EXERCISE: Please extract the rows starting at the line containing "List UI elements" and ending at the line containing "bar [860,350,915,505]", reproducing them verbatim and leaving out the picture.

EXERCISE DATA:
<<<<
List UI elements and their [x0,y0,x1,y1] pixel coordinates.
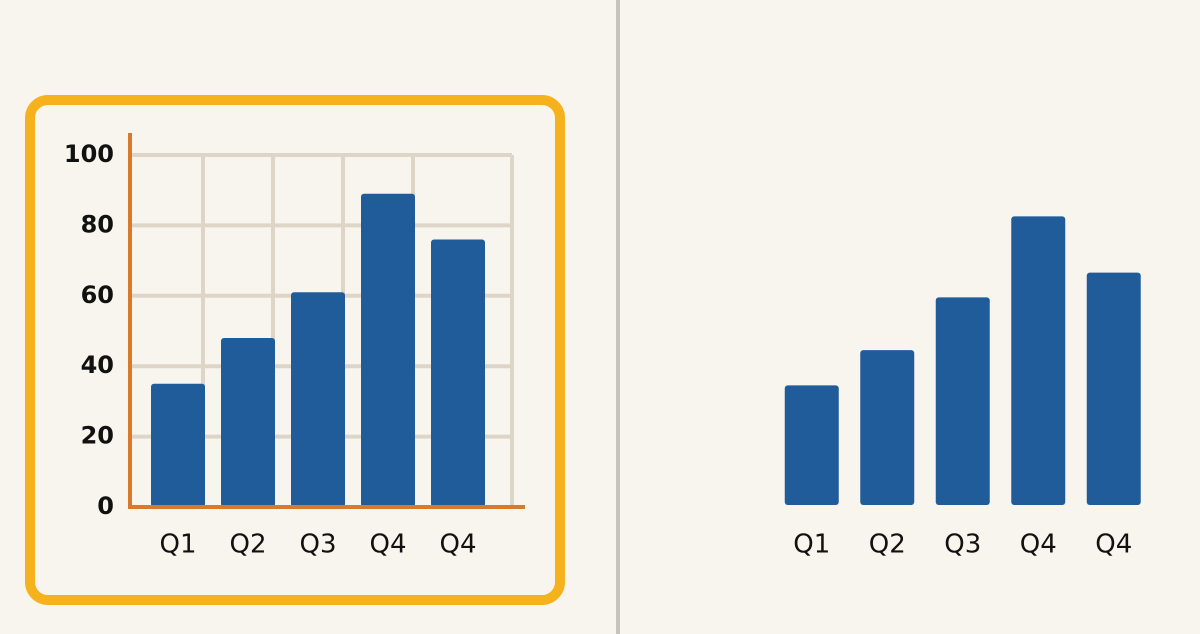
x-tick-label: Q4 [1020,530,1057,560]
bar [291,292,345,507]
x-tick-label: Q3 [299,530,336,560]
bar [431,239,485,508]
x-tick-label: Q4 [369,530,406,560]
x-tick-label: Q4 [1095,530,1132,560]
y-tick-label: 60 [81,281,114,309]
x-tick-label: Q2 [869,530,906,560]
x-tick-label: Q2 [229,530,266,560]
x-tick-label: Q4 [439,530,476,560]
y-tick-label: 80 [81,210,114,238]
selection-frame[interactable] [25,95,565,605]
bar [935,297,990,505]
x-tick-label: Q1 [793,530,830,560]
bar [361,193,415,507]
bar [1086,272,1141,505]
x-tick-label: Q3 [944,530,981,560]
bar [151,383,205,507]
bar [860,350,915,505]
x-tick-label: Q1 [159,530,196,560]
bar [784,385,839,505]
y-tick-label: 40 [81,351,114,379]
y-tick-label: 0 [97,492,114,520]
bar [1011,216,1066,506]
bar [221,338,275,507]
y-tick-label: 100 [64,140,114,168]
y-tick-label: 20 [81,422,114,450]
>>>>
<<<<
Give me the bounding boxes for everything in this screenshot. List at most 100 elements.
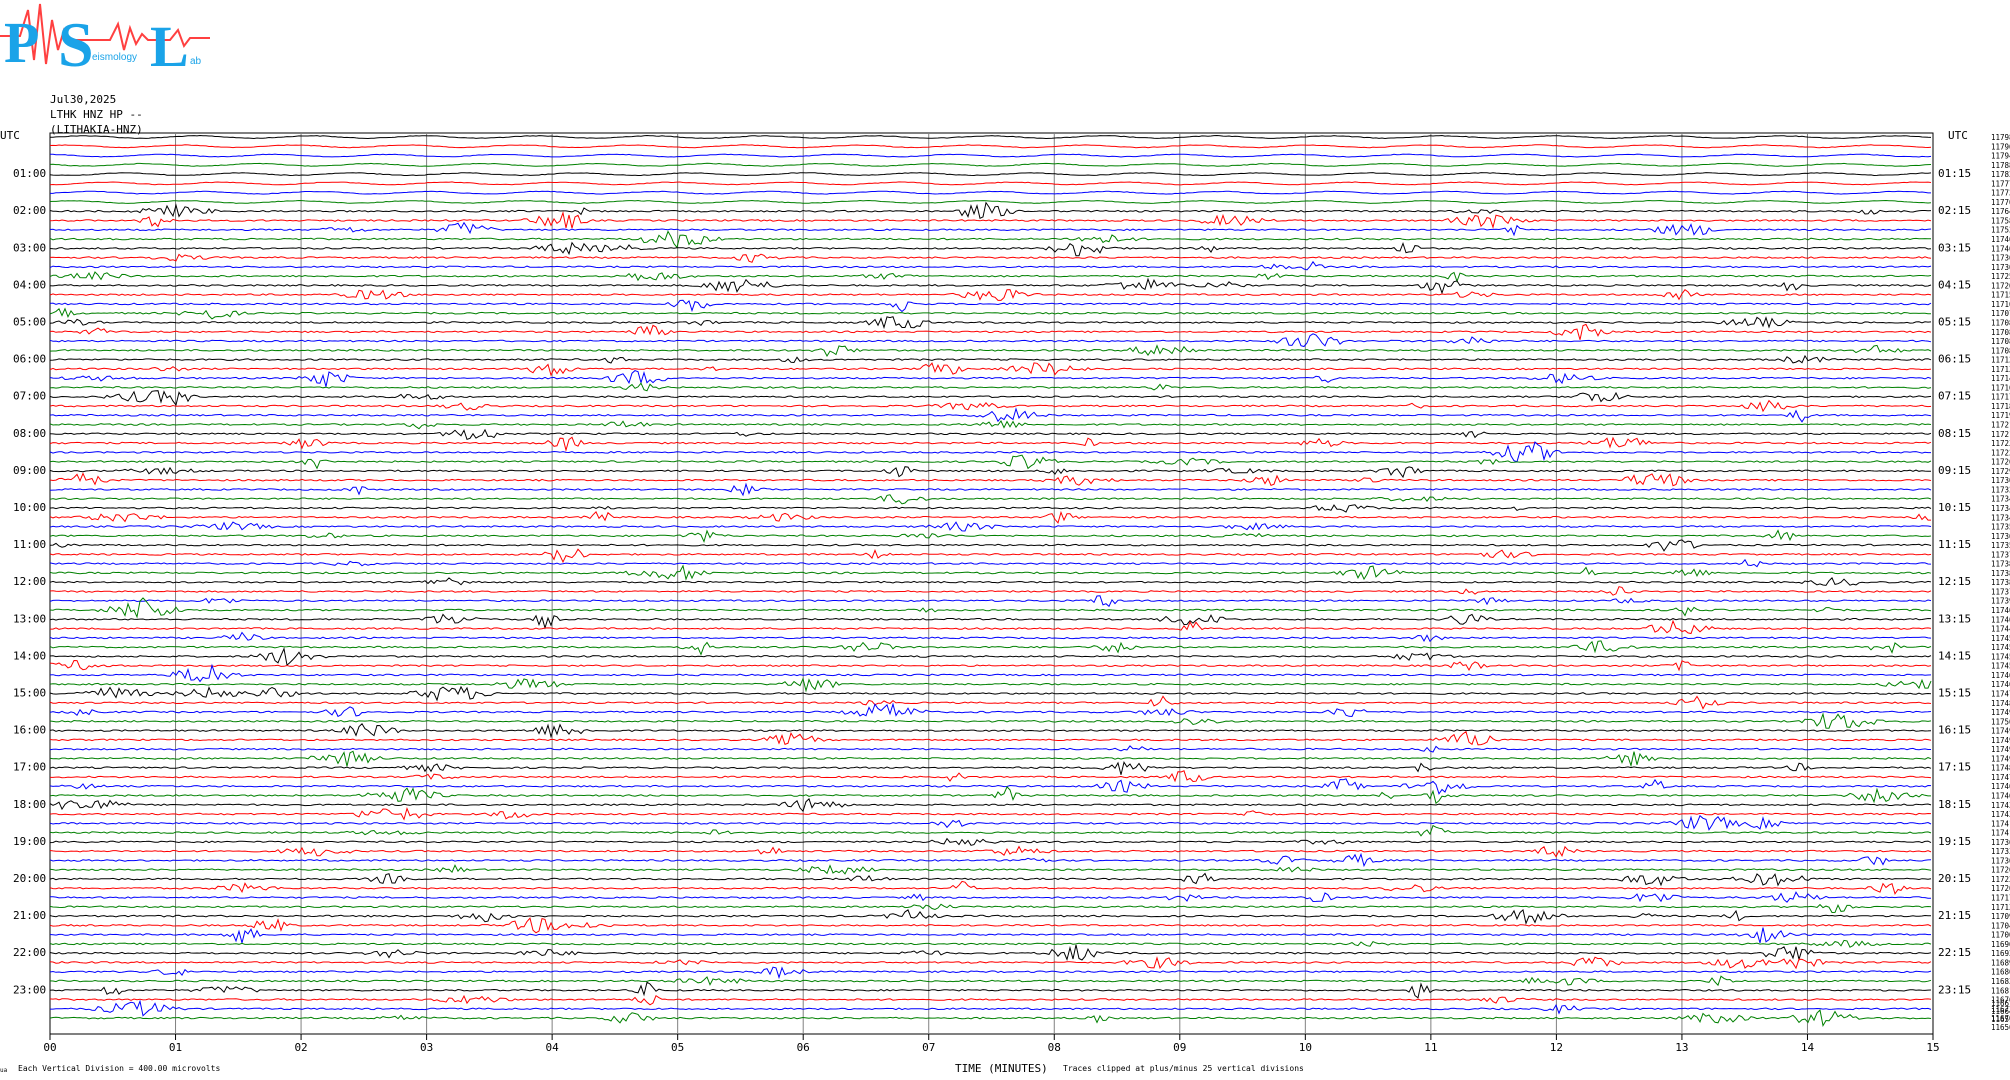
>>>>
FINAL RESULT:
List UI elements and their [x0,y0,x1,y1] pixel coordinates.
x-tick-label: Q4 [1020,530,1057,560]
bar [291,292,345,507]
x-tick-label: Q3 [299,530,336,560]
bar [431,239,485,508]
x-tick-label: Q4 [369,530,406,560]
x-tick-label: Q4 [1095,530,1132,560]
y-tick-label: 60 [81,281,114,309]
x-tick-label: Q2 [869,530,906,560]
x-tick-label: Q2 [229,530,266,560]
x-tick-label: Q4 [439,530,476,560]
y-tick-label: 80 [81,210,114,238]
selection-frame[interactable] [25,95,565,605]
bar [935,297,990,505]
x-tick-label: Q1 [793,530,830,560]
bar [361,193,415,507]
bar [1086,272,1141,505]
x-tick-label: Q3 [944,530,981,560]
bar [151,383,205,507]
bar [860,350,915,505]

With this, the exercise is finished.